WORK REQUIRED
Please rewrite the paragraph in the Mitch Joel article that begins "Joel grew up in Montreal" as a short bulleted list that keeps its main facts.

SOURCE PASSAGE
Mitch Joel (b. May 1971) is an entrepreneur and writer. He was president of Twist Image, a digital marketing agency that was purchased by WPP in 2014 and president and a founding partner of Distort Entertainment. Currently, he is a professional keynote speaker and the co-founder of ThinkersOne (a business that offers bite-sized and personalized video content from thought leaders).

==Early life, education, and early career==
Joel grew up in Montreal, with three brothers. His family was an early adopter of computers, something that fascinated him. He graduated from the pre-university music program at Vanier College (he played bass), then he quit his philosophy studies at Concordia University after less than a semester, to start a publishing career. He worked in Montreal as a freelance music journalist and as publisher/editor of two music magazines, Arena Rock and Enrage. His first interview, in 1989, was of Tommy Lee.

== Business career ==

Joel worked in 1999 and 2000 at Mamma.com, a meta search engine started in 1996, where he held the title of Director, Sponsorship and Advertising. In January 2001 he became Director of Marketing at Airborne Entertainment, a mobile content provider headquartered in Montreal. He credits a conference called, The Power Within, in 2002 for the change in direction that lead to his success; he has been a speaker at a number of the organization's conferences since then.

In 2002, Joel joined Twist Image, a digital marketing company that was then two years old. He was president of the company, one of four equal partners. He began blogging in September 2003, posting at Six Pixels of Separation – The Twist Image Blog. In May, 2006, he launched a weekly podcast. Both the blog and podcast focus on the intersection of brands, consumers and technology.

In July 2006, Joel was named one of the twenty most influential authorities in the world on the topic of blog marketing by the UK-based research firm Onalytica. In January 2007, Marketing Magazine called Joel "Canada's Rock Star of Digital Marketing." In May 2009 he was named to the Top 40 under 40 in Canada.

By mid-2009, Twist Image had a second office, in Toronto, and employed 65 people. By October 2009 it had 90 employees. By the end of 2009, its clients included Home Depot, Microsoft, Scotiabank, TD Canada Trust, Fujifilm, and Dairy Farmers of Canada.

In 2007 and 2008, Joel was the host of Foreword Thinking: The Business And Motivational Book Review Podcast. In 2008 and 2009, he wrote a business column for the Montreal Gazette and the Vancouver Sun. In 2009, he authored a book by the same name as the blog and the podcast: Six Pixels of Separation. In 2009 and 2010 he had a column in enRoute, the in-flight magazine of Air Canada.

In May 2011, the Canadian Marketing Association elected Joel as the chair of its board of directors for 2011 and 2012. In 2013, Joel published Ctrl Alt Delete: Reboot Your Business. Reboot Your Life. Your Future Depends on It. The book covers five technology and marketing trends that Joel thinks business leaders must embrace.

In 2014, Twist Image was sold to WPP. The company rebranded as Mirum and still sits within the Wunderman Thompson division of WPP.

Mitch left the company in 2019. He is currently a professional speaker, writer, investor and advisor.

In 2021, Mitch was named to Thinkers50 Radar class for 2021.

In 2022, Mitch launched ThinkersOne - an online platform where companies can buy bite-sized and personalized thought leadership video experiences.

In 2026, Mitch became the Executive Director at the Next Era Institute.

==Distort Entertainment==

Joel is a partner, with Greg Below, in the record label Distort Entertainment. The label, located in Toronto, Ontario, specializes in heavy music, hardcore, and post-hardcore. Artists and groups currently or previously represented by the label include Alexisonfire, Cancer Bats, Johnny Truant, Step Kings, and The Bronx.

== Personal ==
Joel is married; he and his wife have three children.

EXCERPTED DATA
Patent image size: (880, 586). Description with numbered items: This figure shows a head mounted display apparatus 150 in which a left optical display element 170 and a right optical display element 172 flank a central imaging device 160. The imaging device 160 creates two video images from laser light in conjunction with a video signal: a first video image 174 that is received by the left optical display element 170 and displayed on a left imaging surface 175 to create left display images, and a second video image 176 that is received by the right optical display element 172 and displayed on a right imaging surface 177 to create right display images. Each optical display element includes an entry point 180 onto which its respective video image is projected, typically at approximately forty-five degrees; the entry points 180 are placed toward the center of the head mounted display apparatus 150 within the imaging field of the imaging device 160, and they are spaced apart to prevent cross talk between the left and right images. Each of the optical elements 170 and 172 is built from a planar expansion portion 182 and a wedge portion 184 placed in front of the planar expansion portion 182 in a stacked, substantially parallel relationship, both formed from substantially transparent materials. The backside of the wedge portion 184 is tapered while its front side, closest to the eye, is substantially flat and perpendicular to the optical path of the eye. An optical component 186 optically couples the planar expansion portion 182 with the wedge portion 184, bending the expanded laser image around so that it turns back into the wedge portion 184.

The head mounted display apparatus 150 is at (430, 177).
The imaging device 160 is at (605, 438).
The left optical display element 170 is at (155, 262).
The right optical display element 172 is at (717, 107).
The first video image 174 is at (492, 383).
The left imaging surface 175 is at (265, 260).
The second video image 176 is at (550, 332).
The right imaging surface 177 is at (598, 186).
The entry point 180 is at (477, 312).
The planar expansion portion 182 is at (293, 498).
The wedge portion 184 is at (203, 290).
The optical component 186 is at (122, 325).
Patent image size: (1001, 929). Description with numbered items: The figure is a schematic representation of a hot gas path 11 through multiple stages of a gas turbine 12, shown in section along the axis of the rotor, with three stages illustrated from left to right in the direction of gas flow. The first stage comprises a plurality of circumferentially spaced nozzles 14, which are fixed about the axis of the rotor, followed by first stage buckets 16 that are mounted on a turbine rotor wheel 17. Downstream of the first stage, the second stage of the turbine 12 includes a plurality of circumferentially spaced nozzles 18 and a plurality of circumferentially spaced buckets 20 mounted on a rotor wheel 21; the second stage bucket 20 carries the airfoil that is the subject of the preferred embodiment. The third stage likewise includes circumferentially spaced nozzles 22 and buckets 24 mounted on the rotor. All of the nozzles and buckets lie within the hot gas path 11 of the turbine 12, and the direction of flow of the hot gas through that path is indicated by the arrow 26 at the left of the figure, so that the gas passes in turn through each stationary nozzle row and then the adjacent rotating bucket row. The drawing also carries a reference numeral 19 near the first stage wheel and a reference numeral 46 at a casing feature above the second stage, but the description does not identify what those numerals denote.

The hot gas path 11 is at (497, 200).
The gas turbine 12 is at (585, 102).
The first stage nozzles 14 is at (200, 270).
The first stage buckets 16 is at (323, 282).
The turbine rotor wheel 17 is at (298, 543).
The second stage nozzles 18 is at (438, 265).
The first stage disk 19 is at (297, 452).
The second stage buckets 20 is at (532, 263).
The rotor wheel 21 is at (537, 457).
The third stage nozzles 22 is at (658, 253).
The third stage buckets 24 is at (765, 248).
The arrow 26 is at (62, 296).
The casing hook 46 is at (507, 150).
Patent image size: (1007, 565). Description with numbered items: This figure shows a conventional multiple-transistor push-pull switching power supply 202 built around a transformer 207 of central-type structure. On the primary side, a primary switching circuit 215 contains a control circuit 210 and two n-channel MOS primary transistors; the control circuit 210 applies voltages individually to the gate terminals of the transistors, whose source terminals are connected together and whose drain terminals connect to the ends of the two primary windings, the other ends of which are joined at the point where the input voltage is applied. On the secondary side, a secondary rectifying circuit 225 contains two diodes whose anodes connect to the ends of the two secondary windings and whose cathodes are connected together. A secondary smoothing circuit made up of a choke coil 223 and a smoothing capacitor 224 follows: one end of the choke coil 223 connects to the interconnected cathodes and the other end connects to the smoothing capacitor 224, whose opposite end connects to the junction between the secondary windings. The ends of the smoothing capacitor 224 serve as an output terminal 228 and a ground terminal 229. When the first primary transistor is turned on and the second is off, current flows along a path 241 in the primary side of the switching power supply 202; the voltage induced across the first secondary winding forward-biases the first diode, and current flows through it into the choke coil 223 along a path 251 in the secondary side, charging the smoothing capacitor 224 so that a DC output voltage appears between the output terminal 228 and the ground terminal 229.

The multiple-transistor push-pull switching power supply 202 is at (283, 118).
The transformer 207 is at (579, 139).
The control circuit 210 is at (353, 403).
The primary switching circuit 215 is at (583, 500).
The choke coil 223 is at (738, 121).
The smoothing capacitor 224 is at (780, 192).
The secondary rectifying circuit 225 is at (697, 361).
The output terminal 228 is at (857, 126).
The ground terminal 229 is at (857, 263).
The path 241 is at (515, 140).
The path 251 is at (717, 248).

WRITTEN SOLUTION
- Grew up in Montreal with three brothers, in a family that adopted computers early, which fascinated him.
- Graduated from the pre-university music program at Vanier College, where he played bass.
- Quit philosophy studies at Concordia University after less than a semester to start a publishing career.
- Worked in Montreal as a freelance music journalist and as publisher/editor of two music magazines, Arena Rock and Enrage.
- Did his first interview, with Tommy Lee, in 1989.